Single out the lines of the material that contain "color" and copy them.

* BEGIN Provided data *

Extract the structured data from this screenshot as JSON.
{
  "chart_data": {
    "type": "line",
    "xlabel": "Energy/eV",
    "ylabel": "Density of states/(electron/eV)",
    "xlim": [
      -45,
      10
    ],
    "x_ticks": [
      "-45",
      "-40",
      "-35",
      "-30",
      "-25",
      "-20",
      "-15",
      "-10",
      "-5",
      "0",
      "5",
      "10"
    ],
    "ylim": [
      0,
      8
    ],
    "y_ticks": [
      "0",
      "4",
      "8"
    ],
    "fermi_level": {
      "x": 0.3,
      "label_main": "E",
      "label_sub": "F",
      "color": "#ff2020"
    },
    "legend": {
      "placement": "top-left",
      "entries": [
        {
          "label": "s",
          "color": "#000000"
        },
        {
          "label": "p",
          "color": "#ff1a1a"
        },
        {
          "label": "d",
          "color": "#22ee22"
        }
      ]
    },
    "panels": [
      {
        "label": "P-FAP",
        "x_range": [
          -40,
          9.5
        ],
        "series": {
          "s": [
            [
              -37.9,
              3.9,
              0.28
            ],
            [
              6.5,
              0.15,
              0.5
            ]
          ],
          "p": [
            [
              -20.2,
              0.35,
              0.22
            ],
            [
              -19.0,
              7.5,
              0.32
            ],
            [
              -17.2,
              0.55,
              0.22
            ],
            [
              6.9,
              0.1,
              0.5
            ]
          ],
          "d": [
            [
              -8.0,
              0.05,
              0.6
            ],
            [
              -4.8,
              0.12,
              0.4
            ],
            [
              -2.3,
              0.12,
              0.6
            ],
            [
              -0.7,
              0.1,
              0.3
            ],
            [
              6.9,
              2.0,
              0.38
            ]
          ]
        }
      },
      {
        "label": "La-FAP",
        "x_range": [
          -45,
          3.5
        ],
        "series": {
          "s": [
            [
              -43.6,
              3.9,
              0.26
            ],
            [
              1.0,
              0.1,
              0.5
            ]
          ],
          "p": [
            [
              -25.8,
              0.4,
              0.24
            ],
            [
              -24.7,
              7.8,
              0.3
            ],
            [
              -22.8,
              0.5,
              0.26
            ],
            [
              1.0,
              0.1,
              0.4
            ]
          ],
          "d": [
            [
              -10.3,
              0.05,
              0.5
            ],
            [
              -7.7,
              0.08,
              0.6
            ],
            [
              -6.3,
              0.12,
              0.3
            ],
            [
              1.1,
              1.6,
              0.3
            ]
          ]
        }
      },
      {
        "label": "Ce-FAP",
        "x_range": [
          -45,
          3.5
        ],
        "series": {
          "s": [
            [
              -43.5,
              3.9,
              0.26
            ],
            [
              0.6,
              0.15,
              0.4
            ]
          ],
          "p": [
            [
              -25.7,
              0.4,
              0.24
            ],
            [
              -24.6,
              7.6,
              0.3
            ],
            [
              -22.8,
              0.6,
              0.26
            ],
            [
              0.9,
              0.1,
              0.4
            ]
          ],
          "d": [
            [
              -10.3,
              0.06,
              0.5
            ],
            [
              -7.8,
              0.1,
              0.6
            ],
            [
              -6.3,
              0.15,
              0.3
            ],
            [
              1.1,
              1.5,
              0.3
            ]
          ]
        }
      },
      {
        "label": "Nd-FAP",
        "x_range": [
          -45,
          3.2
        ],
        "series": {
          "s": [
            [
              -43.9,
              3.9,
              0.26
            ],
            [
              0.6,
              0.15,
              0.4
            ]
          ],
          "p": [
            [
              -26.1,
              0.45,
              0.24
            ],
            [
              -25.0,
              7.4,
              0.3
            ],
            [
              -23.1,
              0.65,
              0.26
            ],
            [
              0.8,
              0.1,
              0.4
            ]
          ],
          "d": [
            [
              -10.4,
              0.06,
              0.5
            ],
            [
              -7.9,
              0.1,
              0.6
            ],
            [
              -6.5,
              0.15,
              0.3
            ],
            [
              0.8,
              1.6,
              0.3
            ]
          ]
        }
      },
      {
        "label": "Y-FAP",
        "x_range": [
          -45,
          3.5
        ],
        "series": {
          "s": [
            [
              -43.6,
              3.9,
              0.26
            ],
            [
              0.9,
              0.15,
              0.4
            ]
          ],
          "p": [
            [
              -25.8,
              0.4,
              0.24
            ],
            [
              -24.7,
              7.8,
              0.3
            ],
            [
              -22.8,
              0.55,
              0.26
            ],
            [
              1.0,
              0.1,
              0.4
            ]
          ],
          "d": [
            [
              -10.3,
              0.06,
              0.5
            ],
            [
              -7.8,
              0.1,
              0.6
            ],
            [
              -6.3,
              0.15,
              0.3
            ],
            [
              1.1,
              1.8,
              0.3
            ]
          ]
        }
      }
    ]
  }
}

* END Provided data *

= Result for this exercise =
      "color": "#ff2020"
          "color": "#000000"
          "color": "#ff1a1a"
          "color": "#22ee22"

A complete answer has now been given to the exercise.